▶ **Problem statement**
Reproduce every line of the listing below without any change, but leave out the picture.

>> begin Supplied material

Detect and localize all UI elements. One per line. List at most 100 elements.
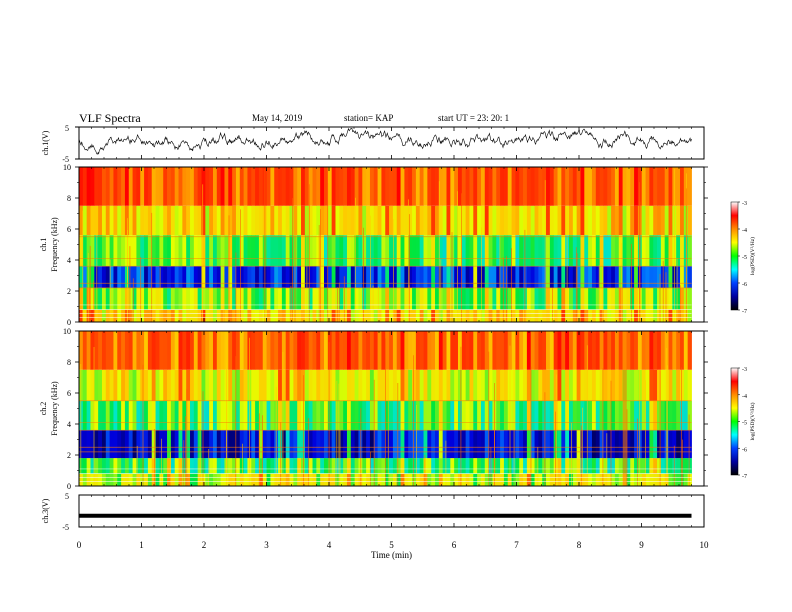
ch1-colorbar-tick-label: -4 xyxy=(742,228,747,234)
ch1-spec-cell xyxy=(369,266,375,288)
ch1-spec-cell xyxy=(389,309,394,322)
ch1-spec-cell xyxy=(542,235,547,267)
ch2-spec-cell xyxy=(534,430,539,459)
ch2-spec-cell xyxy=(523,473,528,486)
ch2-spec-cell xyxy=(400,458,405,474)
ch2-spec-cell xyxy=(488,400,493,431)
ch1-spec-cell xyxy=(235,309,241,322)
ch2-spec-cell xyxy=(519,458,524,474)
ch2-spec-cell xyxy=(461,430,467,459)
ch2-spec-cell xyxy=(362,473,367,486)
ch1-spec-cell xyxy=(366,167,371,206)
ch1-spec-cell xyxy=(454,235,459,267)
ch2-spec-cell xyxy=(251,331,256,370)
ch2-spec-cell xyxy=(465,458,470,474)
ch2-spec-cell xyxy=(412,473,417,486)
ch1-spec-cell xyxy=(293,309,298,322)
ch2-spec-cell xyxy=(614,331,620,370)
ch1-spec-cell xyxy=(634,309,639,322)
ch1-spec-cell xyxy=(343,235,348,267)
ch2-spec-cell xyxy=(496,369,501,401)
ch1-spec-cell xyxy=(105,287,111,310)
ch1-spec-cell xyxy=(461,287,467,310)
ch1-spec-cell xyxy=(423,287,428,310)
ch1-spec-cell xyxy=(519,235,524,267)
ch1-spec-cell xyxy=(247,266,252,288)
ch2-spec-cell xyxy=(190,331,195,370)
ch1-spec-cell xyxy=(442,205,447,236)
ch1-spec-cell xyxy=(212,266,218,288)
ch1-spec-cell xyxy=(178,309,183,322)
ch2-spec-cell xyxy=(151,458,156,474)
ch1-spec-cell xyxy=(611,266,616,288)
ch1-spec-cell xyxy=(649,205,654,236)
ch1-spec-cell xyxy=(584,266,589,288)
ch2-spec-cell xyxy=(634,473,639,486)
ch1-spec-cell xyxy=(488,235,493,267)
ch2-spec-cell xyxy=(660,331,666,370)
ch2-spec-cell xyxy=(324,458,329,474)
ch1-spec-cell xyxy=(178,235,183,267)
ch2-spec-cell xyxy=(672,331,677,370)
ch1-spec-cell xyxy=(285,167,290,206)
ch1-spec-cell xyxy=(109,266,114,288)
ch2-spec-cell xyxy=(170,331,176,370)
ch1-spec-cell xyxy=(281,266,287,288)
ch1-spec-cell xyxy=(530,287,535,310)
ch2-spec-cell xyxy=(687,369,692,401)
ch1-spec-cell xyxy=(205,205,210,236)
ch2-spec-cell xyxy=(251,458,256,474)
ch1-spec-cell xyxy=(167,205,172,236)
ch1-spec-cell xyxy=(618,235,623,267)
ch1-spec-cell xyxy=(320,205,325,236)
ch1-spec-cell xyxy=(507,287,512,310)
ch2-spec-cell xyxy=(117,473,122,486)
ch2-spec-cell xyxy=(266,430,271,459)
ch1-spec-cell xyxy=(312,309,317,322)
ch1-spec-cell xyxy=(645,235,650,267)
ch1-spec-cell xyxy=(197,309,202,322)
ch1-spec-cell xyxy=(607,235,612,267)
ch2-spec-cell xyxy=(373,473,378,486)
ch1-spec-cell xyxy=(346,266,352,288)
ch1-spec-cell xyxy=(174,205,179,236)
ch1-spec-cell xyxy=(687,287,692,310)
ch1-spec-cell xyxy=(680,205,685,236)
ch1-spec-cell xyxy=(572,235,578,267)
ch1-spec-cell xyxy=(167,309,172,322)
ch2-spec-transmitter-stripe xyxy=(622,331,627,486)
ch2-spec-cell xyxy=(251,473,256,486)
ch1-spec-cell xyxy=(335,167,340,206)
ch2-spec-cell xyxy=(607,331,612,370)
ch2-spec-cell xyxy=(530,458,535,474)
ch2-spec-cell xyxy=(415,400,421,431)
ch2-spec-cell xyxy=(534,473,539,486)
ch1-spec-cell xyxy=(201,266,206,288)
ch2-spec-cell xyxy=(412,369,417,401)
ch2-spec-cell xyxy=(82,400,88,431)
ch2-spec-cell xyxy=(293,369,298,401)
ch1-spec-cell xyxy=(603,287,608,310)
ch1-spec-cell xyxy=(431,266,436,288)
ch3-wave-ytick-label: -5 xyxy=(62,523,69,532)
ch1-spec-cell xyxy=(193,235,199,267)
ch1-spec-cell xyxy=(611,235,616,267)
ch1-spec-cell xyxy=(163,266,168,288)
ch2-spec-cell xyxy=(212,430,218,459)
ch1-spec-cell xyxy=(339,287,344,310)
ch2-spec-cell xyxy=(511,473,516,486)
ch2-spec-cell xyxy=(423,369,428,401)
ch2-spec-cell xyxy=(312,458,317,474)
ch1-spec-cell xyxy=(209,287,214,310)
ch2-spec-cell xyxy=(618,430,623,459)
ch1-spec-cell xyxy=(412,167,417,206)
ch2-spec-cell xyxy=(442,430,447,459)
ch2-spec-cell xyxy=(603,430,608,459)
ch2-spec-cell xyxy=(400,473,405,486)
ch1-spec-cell xyxy=(385,167,390,206)
ch2-spec-cell xyxy=(392,369,398,401)
ch2-spec-cell xyxy=(389,430,394,459)
ch1-spec-cell xyxy=(572,309,578,322)
ch1-spec-cell xyxy=(469,205,474,236)
ch1-spec-cell xyxy=(343,287,348,310)
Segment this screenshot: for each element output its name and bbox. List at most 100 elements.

>> end Supplied material

▶ **Exercise solution**
Detect and localize all UI elements. One per line. List at most 100 elements.
ch1-colorbar-tick-label: -4 xyxy=(742,228,747,234)
ch1-spec-cell xyxy=(369,266,375,288)
ch1-spec-cell xyxy=(389,309,394,322)
ch1-spec-cell xyxy=(542,235,547,267)
ch2-spec-cell xyxy=(534,430,539,459)
ch2-spec-cell xyxy=(523,473,528,486)
ch2-spec-cell xyxy=(400,458,405,474)
ch2-spec-cell xyxy=(488,400,493,431)
ch1-spec-cell xyxy=(235,309,241,322)
ch2-spec-cell xyxy=(519,458,524,474)
ch2-spec-cell xyxy=(461,430,467,459)
ch2-spec-cell xyxy=(362,473,367,486)
ch1-spec-cell xyxy=(366,167,371,206)
ch1-spec-cell xyxy=(454,235,459,267)
ch2-spec-cell xyxy=(251,331,256,370)
ch2-spec-cell xyxy=(465,458,470,474)
ch2-spec-cell xyxy=(412,473,417,486)
ch1-spec-cell xyxy=(293,309,298,322)
ch2-spec-cell xyxy=(614,331,620,370)
ch1-spec-cell xyxy=(634,309,639,322)
ch1-spec-cell xyxy=(343,235,348,267)
ch2-spec-cell xyxy=(496,369,501,401)
ch1-spec-cell xyxy=(105,287,111,310)
ch1-spec-cell xyxy=(461,287,467,310)
ch1-spec-cell xyxy=(423,287,428,310)
ch1-spec-cell xyxy=(519,235,524,267)
ch1-spec-cell xyxy=(247,266,252,288)
ch2-spec-cell xyxy=(190,331,195,370)
ch1-spec-cell xyxy=(442,205,447,236)
ch1-spec-cell xyxy=(212,266,218,288)
ch1-spec-cell xyxy=(178,309,183,322)
ch2-spec-cell xyxy=(151,458,156,474)
ch1-spec-cell xyxy=(611,266,616,288)
ch1-spec-cell xyxy=(649,205,654,236)
ch1-spec-cell xyxy=(584,266,589,288)
ch2-spec-cell xyxy=(634,473,639,486)
ch1-spec-cell xyxy=(488,235,493,267)
ch2-spec-cell xyxy=(660,331,666,370)
ch2-spec-cell xyxy=(324,458,329,474)
ch1-spec-cell xyxy=(178,235,183,267)
ch2-spec-cell xyxy=(672,331,677,370)
ch1-spec-cell xyxy=(285,167,290,206)
ch1-spec-cell xyxy=(109,266,114,288)
ch2-spec-cell xyxy=(170,331,176,370)
ch1-spec-cell xyxy=(281,266,287,288)
ch1-spec-cell xyxy=(530,287,535,310)
ch2-spec-cell xyxy=(687,369,692,401)
ch1-spec-cell xyxy=(205,205,210,236)
ch2-spec-cell xyxy=(251,458,256,474)
ch1-spec-cell xyxy=(167,205,172,236)
ch1-spec-cell xyxy=(618,235,623,267)
ch1-spec-cell xyxy=(320,205,325,236)
ch1-spec-cell xyxy=(507,287,512,310)
ch2-spec-cell xyxy=(117,473,122,486)
ch2-spec-cell xyxy=(266,430,271,459)
ch1-spec-cell xyxy=(312,309,317,322)
ch1-spec-cell xyxy=(645,235,650,267)
ch1-spec-cell xyxy=(197,309,202,322)
ch1-spec-cell xyxy=(607,235,612,267)
ch2-spec-cell xyxy=(373,473,378,486)
ch1-spec-cell xyxy=(346,266,352,288)
ch1-spec-cell xyxy=(174,205,179,236)
ch1-spec-cell xyxy=(687,287,692,310)
ch1-spec-cell xyxy=(680,205,685,236)
ch1-spec-cell xyxy=(572,235,578,267)
ch1-spec-cell xyxy=(167,309,172,322)
ch2-spec-transmitter-stripe xyxy=(622,331,627,486)
ch2-spec-cell xyxy=(251,473,256,486)
ch1-spec-cell xyxy=(335,167,340,206)
ch2-spec-cell xyxy=(607,331,612,370)
ch2-spec-cell xyxy=(530,458,535,474)
ch2-spec-cell xyxy=(415,400,421,431)
ch2-spec-cell xyxy=(534,473,539,486)
ch1-spec-cell xyxy=(201,266,206,288)
ch2-spec-cell xyxy=(412,369,417,401)
ch2-spec-cell xyxy=(82,400,88,431)
ch2-spec-cell xyxy=(293,369,298,401)
ch1-spec-cell xyxy=(603,287,608,310)
ch1-spec-cell xyxy=(431,266,436,288)
ch3-wave-ytick-label: -5 xyxy=(62,523,69,532)
ch1-spec-cell xyxy=(193,235,199,267)
ch1-spec-cell xyxy=(611,235,616,267)
ch1-spec-cell xyxy=(163,266,168,288)
ch2-spec-cell xyxy=(212,430,218,459)
ch1-spec-cell xyxy=(339,287,344,310)
ch2-spec-cell xyxy=(511,473,516,486)
ch2-spec-cell xyxy=(423,369,428,401)
ch2-spec-cell xyxy=(312,458,317,474)
ch1-spec-cell xyxy=(209,287,214,310)
ch2-spec-cell xyxy=(618,430,623,459)
ch1-spec-cell xyxy=(412,167,417,206)
ch2-spec-cell xyxy=(442,430,447,459)
ch2-spec-cell xyxy=(603,430,608,459)
ch2-spec-cell xyxy=(400,473,405,486)
ch1-spec-cell xyxy=(385,167,390,206)
ch2-spec-cell xyxy=(392,369,398,401)
ch2-spec-cell xyxy=(389,430,394,459)
ch1-spec-cell xyxy=(572,309,578,322)
ch1-spec-cell xyxy=(469,205,474,236)
ch1-spec-cell xyxy=(343,287,348,310)
Segment this screenshot: for each element output its name and bbox. List at most 100 elements.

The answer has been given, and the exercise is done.